Return the listing below exactly, with the pictures dropped.

Stored items:
==================================================

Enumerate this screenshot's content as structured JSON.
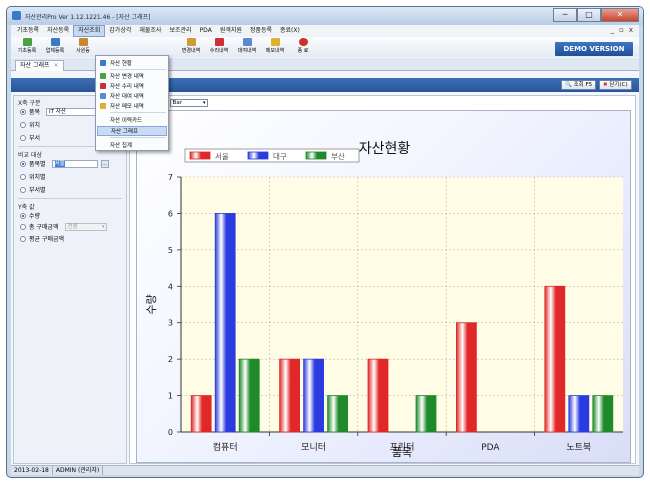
{
  "window": {
    "title": "자산관리Pro Ver 1.12.1221.46 - [자산 그래프]",
    "min_label": "─",
    "max_label": "□",
    "close_label": "✕"
  },
  "menu": {
    "items": [
      "기초등록",
      "자산등록",
      "자산조회",
      "감가상각",
      "재물조사",
      "보조관리",
      "PDA",
      "원격지원",
      "정품등록",
      "종료(X)"
    ],
    "mdi_controls": [
      "_",
      "▫",
      "x"
    ]
  },
  "toolbar": {
    "items": [
      {
        "label": "기초등록",
        "icon": "basic-register-icon",
        "color": "#4aa046"
      },
      {
        "label": "업체등록",
        "icon": "vendor-register-icon",
        "color": "#3c78c8"
      },
      {
        "label": "사원등",
        "icon": "employee-icon",
        "color": "#c88a30"
      },
      {
        "label": "변경내역",
        "icon": "change-history-icon",
        "color": "#d09a3a"
      },
      {
        "label": "수리내역",
        "icon": "repair-history-icon",
        "color": "#cc3030"
      },
      {
        "label": "대여내역",
        "icon": "rental-history-icon",
        "color": "#5a8ad0"
      },
      {
        "label": "메모내역",
        "icon": "memo-history-icon",
        "color": "#e0b030"
      },
      {
        "label": "종 료",
        "icon": "exit-icon",
        "color": "#d03020"
      }
    ],
    "demo_label": "DEMO VERSION"
  },
  "dropdown": {
    "items": [
      {
        "label": "자산 현황",
        "icon": "asset-status-icon",
        "color": "#3c78c8"
      },
      {
        "label": "자산 변경 내역",
        "icon": "asset-change-icon",
        "color": "#4aa046"
      },
      {
        "label": "자산 수리 내역",
        "icon": "asset-repair-icon",
        "color": "#cc3030"
      },
      {
        "label": "자산 대여 내역",
        "icon": "asset-rental-icon",
        "color": "#5a8ad0"
      },
      {
        "label": "자산 메모 내역",
        "icon": "asset-memo-icon",
        "color": "#e0b030"
      },
      {
        "label": "자산 이력카드",
        "icon": "",
        "color": ""
      },
      {
        "label": "자산 그래프",
        "icon": "",
        "color": ""
      },
      {
        "label": "자산 집계",
        "icon": "",
        "color": ""
      }
    ],
    "highlighted_index": 6
  },
  "tab": {
    "label": "자산 그래프",
    "close": "×"
  },
  "actions": {
    "refresh_label": "조회 F5",
    "close_label": "닫기(C)"
  },
  "left_panel": {
    "x_axis": {
      "title": "X축 구분",
      "options": [
        "품목",
        "위치",
        "부서"
      ],
      "selected": 0,
      "item_value": "IT 자산"
    },
    "compare": {
      "title": "비교 대상",
      "options": [
        "품목별",
        "위치별",
        "부서별"
      ],
      "selected": 0,
      "value": "서울"
    },
    "y_axis": {
      "title": "Y축 값",
      "options": [
        "수량",
        "총 구매금액",
        "평균 구매금액"
      ],
      "selected": 0,
      "unit_value": "천원"
    }
  },
  "chart_type": {
    "label": "류:",
    "value": "Bar"
  },
  "status": {
    "date": "2013-02-18",
    "user": "ADMIN (관리자)"
  },
  "chart_data": {
    "type": "bar",
    "title": "자산현황",
    "xlabel": "품목",
    "ylabel": "수량",
    "ylim": [
      0,
      7
    ],
    "yticks": [
      0,
      1,
      2,
      3,
      4,
      5,
      6,
      7
    ],
    "categories": [
      "컴퓨터",
      "모니터",
      "프린터",
      "PDA",
      "노트북"
    ],
    "series": [
      {
        "name": "서울",
        "values": [
          1,
          2,
          2,
          3,
          4
        ],
        "color": "#e02828"
      },
      {
        "name": "대구",
        "values": [
          6,
          2,
          0,
          0,
          1
        ],
        "color": "#2a3ce0"
      },
      {
        "name": "부산",
        "values": [
          2,
          1,
          1,
          0,
          1
        ],
        "color": "#1f8a2a"
      }
    ],
    "grid": true,
    "legend": "top-left"
  }
}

==================================================

Exercise answer:
Enumerate this screenshot's content as structured JSON.
{
  "window": {
    "title": "자산관리Pro Ver 1.12.1221.46 - [자산 그래프]",
    "min_label": "─",
    "max_label": "□",
    "close_label": "✕"
  },
  "menu": {
    "items": [
      "기초등록",
      "자산등록",
      "자산조회",
      "감가상각",
      "재물조사",
      "보조관리",
      "PDA",
      "원격지원",
      "정품등록",
      "종료(X)"
    ],
    "mdi_controls": [
      "_",
      "▫",
      "x"
    ]
  },
  "toolbar": {
    "items": [
      {
        "label": "기초등록",
        "icon": "basic-register-icon",
        "color": "#4aa046"
      },
      {
        "label": "업체등록",
        "icon": "vendor-register-icon",
        "color": "#3c78c8"
      },
      {
        "label": "사원등",
        "icon": "employee-icon",
        "color": "#c88a30"
      },
      {
        "label": "변경내역",
        "icon": "change-history-icon",
        "color": "#d09a3a"
      },
      {
        "label": "수리내역",
        "icon": "repair-history-icon",
        "color": "#cc3030"
      },
      {
        "label": "대여내역",
        "icon": "rental-history-icon",
        "color": "#5a8ad0"
      },
      {
        "label": "메모내역",
        "icon": "memo-history-icon",
        "color": "#e0b030"
      },
      {
        "label": "종 료",
        "icon": "exit-icon",
        "color": "#d03020"
      }
    ],
    "demo_label": "DEMO VERSION"
  },
  "dropdown": {
    "items": [
      {
        "label": "자산 현황",
        "icon": "asset-status-icon",
        "color": "#3c78c8"
      },
      {
        "label": "자산 변경 내역",
        "icon": "asset-change-icon",
        "color": "#4aa046"
      },
      {
        "label": "자산 수리 내역",
        "icon": "asset-repair-icon",
        "color": "#cc3030"
      },
      {
        "label": "자산 대여 내역",
        "icon": "asset-rental-icon",
        "color": "#5a8ad0"
      },
      {
        "label": "자산 메모 내역",
        "icon": "asset-memo-icon",
        "color": "#e0b030"
      },
      {
        "label": "자산 이력카드",
        "icon": "",
        "color": ""
      },
      {
        "label": "자산 그래프",
        "icon": "",
        "color": ""
      },
      {
        "label": "자산 집계",
        "icon": "",
        "color": ""
      }
    ],
    "highlighted_index": 6
  },
  "tab": {
    "label": "자산 그래프",
    "close": "×"
  },
  "actions": {
    "refresh_label": "조회 F5",
    "close_label": "닫기(C)"
  },
  "left_panel": {
    "x_axis": {
      "title": "X축 구분",
      "options": [
        "품목",
        "위치",
        "부서"
      ],
      "selected": 0,
      "item_value": "IT 자산"
    },
    "compare": {
      "title": "비교 대상",
      "options": [
        "품목별",
        "위치별",
        "부서별"
      ],
      "selected": 0,
      "value": "서울"
    },
    "y_axis": {
      "title": "Y축 값",
      "options": [
        "수량",
        "총 구매금액",
        "평균 구매금액"
      ],
      "selected": 0,
      "unit_value": "천원"
    }
  },
  "chart_type": {
    "label": "류:",
    "value": "Bar"
  },
  "status": {
    "date": "2013-02-18",
    "user": "ADMIN (관리자)"
  },
  "chart_data": {
    "type": "bar",
    "title": "자산현황",
    "xlabel": "품목",
    "ylabel": "수량",
    "ylim": [
      0,
      7
    ],
    "yticks": [
      0,
      1,
      2,
      3,
      4,
      5,
      6,
      7
    ],
    "categories": [
      "컴퓨터",
      "모니터",
      "프린터",
      "PDA",
      "노트북"
    ],
    "series": [
      {
        "name": "서울",
        "values": [
          1,
          2,
          2,
          3,
          4
        ],
        "color": "#e02828"
      },
      {
        "name": "대구",
        "values": [
          6,
          2,
          0,
          0,
          1
        ],
        "color": "#2a3ce0"
      },
      {
        "name": "부산",
        "values": [
          2,
          1,
          1,
          0,
          1
        ],
        "color": "#1f8a2a"
      }
    ],
    "grid": true,
    "legend": "top-left"
  }
}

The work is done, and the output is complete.